» **WORK REQUIRED**
Reproduce every record exactly as it appears, but not the pictures.

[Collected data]
========================================================================
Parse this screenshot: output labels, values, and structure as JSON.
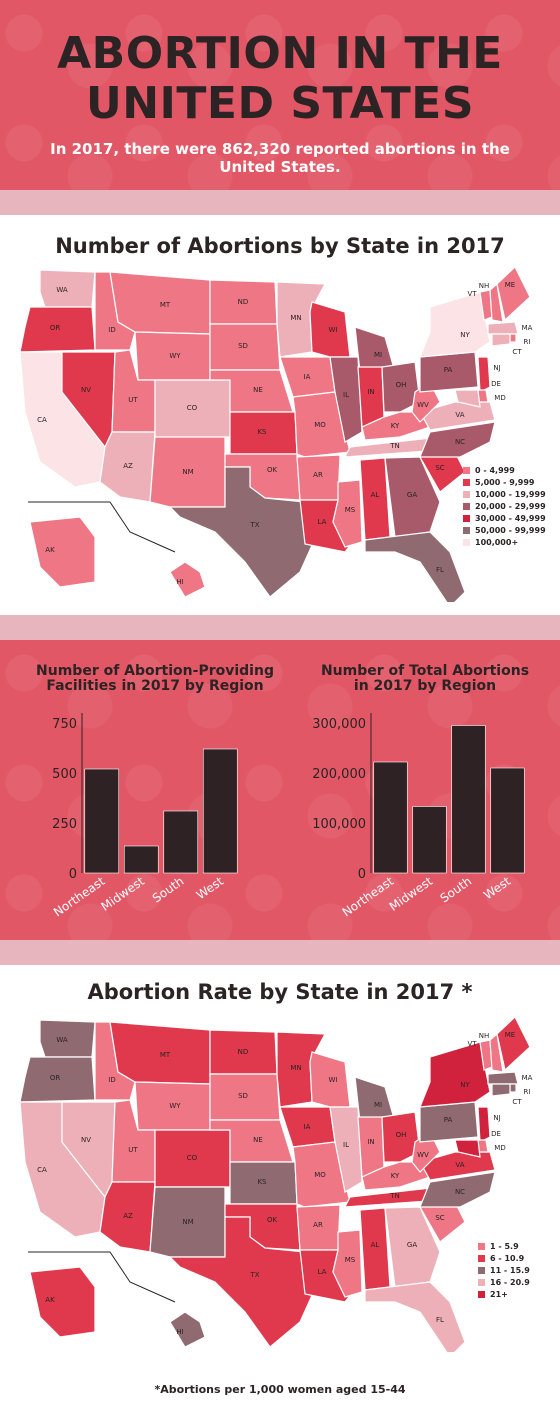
{
  "header": {
    "title_line1": "ABORTION IN THE",
    "title_line2": "UNITED STATES",
    "subtitle": "In 2017, there were 862,320 reported abortions in the United States."
  },
  "colors": {
    "header_bg": "#e25766",
    "divider": "#e7b5bd",
    "bar": "#2e2224",
    "text_dark": "#2b2324"
  },
  "map1": {
    "title": "Number of Abortions by State in 2017",
    "legend": [
      {
        "label": "0 - 4,999",
        "color": "#ee7685"
      },
      {
        "label": "5,000 - 9,999",
        "color": "#e0384c"
      },
      {
        "label": "10,000 - 19,999",
        "color": "#eeb0b8"
      },
      {
        "label": "20,000 - 29,999",
        "color": "#a8596a"
      },
      {
        "label": "30,000 - 49,999",
        "color": "#d0223c"
      },
      {
        "label": "50,000 - 99,999",
        "color": "#8f6a70"
      },
      {
        "label": "100,000+",
        "color": "#fbe3e6"
      }
    ],
    "states": {
      "WA": "#eeb0b8",
      "OR": "#e0384c",
      "CA": "#fbe3e6",
      "NV": "#e0384c",
      "ID": "#ee7685",
      "MT": "#ee7685",
      "WY": "#ee7685",
      "UT": "#ee7685",
      "AZ": "#eeb0b8",
      "CO": "#eeb0b8",
      "NM": "#ee7685",
      "ND": "#ee7685",
      "SD": "#ee7685",
      "NE": "#ee7685",
      "KS": "#e0384c",
      "OK": "#ee7685",
      "TX": "#8f6a70",
      "MN": "#eeb0b8",
      "IA": "#ee7685",
      "MO": "#ee7685",
      "AR": "#ee7685",
      "LA": "#e0384c",
      "WI": "#e0384c",
      "IL": "#a8596a",
      "MS": "#ee7685",
      "MI": "#a8596a",
      "IN": "#e0384c",
      "OH": "#a8596a",
      "KY": "#ee7685",
      "TN": "#eeb0b8",
      "AL": "#e0384c",
      "GA": "#a8596a",
      "FL": "#8f6a70",
      "SC": "#e0384c",
      "NC": "#a8596a",
      "VA": "#eeb0b8",
      "WV": "#ee7685",
      "PA": "#a8596a",
      "NY": "#fbe3e6",
      "VT": "#ee7685",
      "NH": "#ee7685",
      "ME": "#ee7685",
      "MA": "#eeb0b8",
      "RI": "#ee7685",
      "CT": "#eeb0b8",
      "NJ": "#e0384c",
      "DE": "#ee7685",
      "MD": "#eeb0b8",
      "AK": "#ee7685",
      "HI": "#ee7685"
    }
  },
  "chart_data": [
    {
      "type": "bar",
      "title_line1": "Number of Abortion-Providing",
      "title_line2": "Facilities in 2017 by Region",
      "categories": [
        "Northeast",
        "Midwest",
        "South",
        "West"
      ],
      "values": [
        520,
        135,
        310,
        620
      ],
      "yticks": [
        "750",
        "500",
        "250",
        "0"
      ],
      "ylim": [
        0,
        750
      ]
    },
    {
      "type": "bar",
      "title_line1": "Number of Total Abortions",
      "title_line2": "in 2017 by Region",
      "categories": [
        "Northeast",
        "Midwest",
        "South",
        "West"
      ],
      "values": [
        222000,
        133000,
        295000,
        210000
      ],
      "yticks": [
        "300,000",
        "200,000",
        "100,000",
        "0"
      ],
      "ylim": [
        0,
        300000
      ]
    }
  ],
  "map2": {
    "title": "Abortion Rate by State in 2017",
    "title_mark": "*",
    "legend": [
      {
        "label": "1 - 5.9",
        "color": "#ee7685"
      },
      {
        "label": "6 - 10.9",
        "color": "#e0384c"
      },
      {
        "label": "11 - 15.9",
        "color": "#8f6a70"
      },
      {
        "label": "16 - 20.9",
        "color": "#eeb0b8"
      },
      {
        "label": "21+",
        "color": "#d0223c"
      }
    ],
    "states": {
      "WA": "#8f6a70",
      "OR": "#8f6a70",
      "CA": "#eeb0b8",
      "NV": "#eeb0b8",
      "ID": "#ee7685",
      "MT": "#e0384c",
      "WY": "#ee7685",
      "UT": "#ee7685",
      "AZ": "#e0384c",
      "CO": "#e0384c",
      "NM": "#8f6a70",
      "ND": "#e0384c",
      "SD": "#ee7685",
      "NE": "#ee7685",
      "KS": "#8f6a70",
      "OK": "#e0384c",
      "TX": "#e0384c",
      "MN": "#e0384c",
      "IA": "#e0384c",
      "MO": "#ee7685",
      "AR": "#ee7685",
      "LA": "#e0384c",
      "WI": "#ee7685",
      "IL": "#eeb0b8",
      "MS": "#ee7685",
      "MI": "#8f6a70",
      "IN": "#ee7685",
      "OH": "#e0384c",
      "KY": "#ee7685",
      "TN": "#e0384c",
      "AL": "#e0384c",
      "GA": "#eeb0b8",
      "FL": "#eeb0b8",
      "SC": "#ee7685",
      "NC": "#8f6a70",
      "VA": "#e0384c",
      "WV": "#ee7685",
      "PA": "#8f6a70",
      "NY": "#d0223c",
      "VT": "#ee7685",
      "NH": "#ee7685",
      "ME": "#e0384c",
      "MA": "#8f6a70",
      "RI": "#8f6a70",
      "CT": "#8f6a70",
      "NJ": "#d0223c",
      "DE": "#ee7685",
      "MD": "#d0223c",
      "AK": "#e0384c",
      "HI": "#8f6a70"
    },
    "footnote": "*Abortions per 1,000 women aged 15-44"
  },
  "state_labels": [
    "WA",
    "OR",
    "CA",
    "NV",
    "ID",
    "MT",
    "WY",
    "UT",
    "AZ",
    "CO",
    "NM",
    "ND",
    "SD",
    "NE",
    "KS",
    "OK",
    "TX",
    "MN",
    "IA",
    "MO",
    "AR",
    "LA",
    "WI",
    "IL",
    "MS",
    "MI",
    "IN",
    "OH",
    "KY",
    "TN",
    "AL",
    "GA",
    "FL",
    "SC",
    "NC",
    "VA",
    "WV",
    "PA",
    "NY",
    "VT",
    "NH",
    "ME",
    "MA",
    "RI",
    "CT",
    "NJ",
    "DE",
    "MD",
    "AK",
    "HI"
  ]
}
========================================================================
» **SOLUTION BELOW**
Parse this screenshot: output labels, values, and structure as JSON.
{
  "header": {
    "title_line1": "ABORTION IN THE",
    "title_line2": "UNITED STATES",
    "subtitle": "In 2017, there were 862,320 reported abortions in the United States."
  },
  "colors": {
    "header_bg": "#e25766",
    "divider": "#e7b5bd",
    "bar": "#2e2224",
    "text_dark": "#2b2324"
  },
  "map1": {
    "title": "Number of Abortions by State in 2017",
    "legend": [
      {
        "label": "0 - 4,999",
        "color": "#ee7685"
      },
      {
        "label": "5,000 - 9,999",
        "color": "#e0384c"
      },
      {
        "label": "10,000 - 19,999",
        "color": "#eeb0b8"
      },
      {
        "label": "20,000 - 29,999",
        "color": "#a8596a"
      },
      {
        "label": "30,000 - 49,999",
        "color": "#d0223c"
      },
      {
        "label": "50,000 - 99,999",
        "color": "#8f6a70"
      },
      {
        "label": "100,000+",
        "color": "#fbe3e6"
      }
    ],
    "states": {
      "WA": "#eeb0b8",
      "OR": "#e0384c",
      "CA": "#fbe3e6",
      "NV": "#e0384c",
      "ID": "#ee7685",
      "MT": "#ee7685",
      "WY": "#ee7685",
      "UT": "#ee7685",
      "AZ": "#eeb0b8",
      "CO": "#eeb0b8",
      "NM": "#ee7685",
      "ND": "#ee7685",
      "SD": "#ee7685",
      "NE": "#ee7685",
      "KS": "#e0384c",
      "OK": "#ee7685",
      "TX": "#8f6a70",
      "MN": "#eeb0b8",
      "IA": "#ee7685",
      "MO": "#ee7685",
      "AR": "#ee7685",
      "LA": "#e0384c",
      "WI": "#e0384c",
      "IL": "#a8596a",
      "MS": "#ee7685",
      "MI": "#a8596a",
      "IN": "#e0384c",
      "OH": "#a8596a",
      "KY": "#ee7685",
      "TN": "#eeb0b8",
      "AL": "#e0384c",
      "GA": "#a8596a",
      "FL": "#8f6a70",
      "SC": "#e0384c",
      "NC": "#a8596a",
      "VA": "#eeb0b8",
      "WV": "#ee7685",
      "PA": "#a8596a",
      "NY": "#fbe3e6",
      "VT": "#ee7685",
      "NH": "#ee7685",
      "ME": "#ee7685",
      "MA": "#eeb0b8",
      "RI": "#ee7685",
      "CT": "#eeb0b8",
      "NJ": "#e0384c",
      "DE": "#ee7685",
      "MD": "#eeb0b8",
      "AK": "#ee7685",
      "HI": "#ee7685"
    }
  },
  "chart_data": [
    {
      "type": "bar",
      "title_line1": "Number of Abortion-Providing",
      "title_line2": "Facilities in 2017 by Region",
      "categories": [
        "Northeast",
        "Midwest",
        "South",
        "West"
      ],
      "values": [
        520,
        135,
        310,
        620
      ],
      "yticks": [
        "750",
        "500",
        "250",
        "0"
      ],
      "ylim": [
        0,
        750
      ]
    },
    {
      "type": "bar",
      "title_line1": "Number of Total Abortions",
      "title_line2": "in 2017 by Region",
      "categories": [
        "Northeast",
        "Midwest",
        "South",
        "West"
      ],
      "values": [
        222000,
        133000,
        295000,
        210000
      ],
      "yticks": [
        "300,000",
        "200,000",
        "100,000",
        "0"
      ],
      "ylim": [
        0,
        300000
      ]
    }
  ],
  "map2": {
    "title": "Abortion Rate by State in 2017",
    "title_mark": "*",
    "legend": [
      {
        "label": "1 - 5.9",
        "color": "#ee7685"
      },
      {
        "label": "6 - 10.9",
        "color": "#e0384c"
      },
      {
        "label": "11 - 15.9",
        "color": "#8f6a70"
      },
      {
        "label": "16 - 20.9",
        "color": "#eeb0b8"
      },
      {
        "label": "21+",
        "color": "#d0223c"
      }
    ],
    "states": {
      "WA": "#8f6a70",
      "OR": "#8f6a70",
      "CA": "#eeb0b8",
      "NV": "#eeb0b8",
      "ID": "#ee7685",
      "MT": "#e0384c",
      "WY": "#ee7685",
      "UT": "#ee7685",
      "AZ": "#e0384c",
      "CO": "#e0384c",
      "NM": "#8f6a70",
      "ND": "#e0384c",
      "SD": "#ee7685",
      "NE": "#ee7685",
      "KS": "#8f6a70",
      "OK": "#e0384c",
      "TX": "#e0384c",
      "MN": "#e0384c",
      "IA": "#e0384c",
      "MO": "#ee7685",
      "AR": "#ee7685",
      "LA": "#e0384c",
      "WI": "#ee7685",
      "IL": "#eeb0b8",
      "MS": "#ee7685",
      "MI": "#8f6a70",
      "IN": "#ee7685",
      "OH": "#e0384c",
      "KY": "#ee7685",
      "TN": "#e0384c",
      "AL": "#e0384c",
      "GA": "#eeb0b8",
      "FL": "#eeb0b8",
      "SC": "#ee7685",
      "NC": "#8f6a70",
      "VA": "#e0384c",
      "WV": "#ee7685",
      "PA": "#8f6a70",
      "NY": "#d0223c",
      "VT": "#ee7685",
      "NH": "#ee7685",
      "ME": "#e0384c",
      "MA": "#8f6a70",
      "RI": "#8f6a70",
      "CT": "#8f6a70",
      "NJ": "#d0223c",
      "DE": "#ee7685",
      "MD": "#d0223c",
      "AK": "#e0384c",
      "HI": "#8f6a70"
    },
    "footnote": "*Abortions per 1,000 women aged 15-44"
  },
  "state_labels": [
    "WA",
    "OR",
    "CA",
    "NV",
    "ID",
    "MT",
    "WY",
    "UT",
    "AZ",
    "CO",
    "NM",
    "ND",
    "SD",
    "NE",
    "KS",
    "OK",
    "TX",
    "MN",
    "IA",
    "MO",
    "AR",
    "LA",
    "WI",
    "IL",
    "MS",
    "MI",
    "IN",
    "OH",
    "KY",
    "TN",
    "AL",
    "GA",
    "FL",
    "SC",
    "NC",
    "VA",
    "WV",
    "PA",
    "NY",
    "VT",
    "NH",
    "ME",
    "MA",
    "RI",
    "CT",
    "NJ",
    "DE",
    "MD",
    "AK",
    "HI"
  ]
}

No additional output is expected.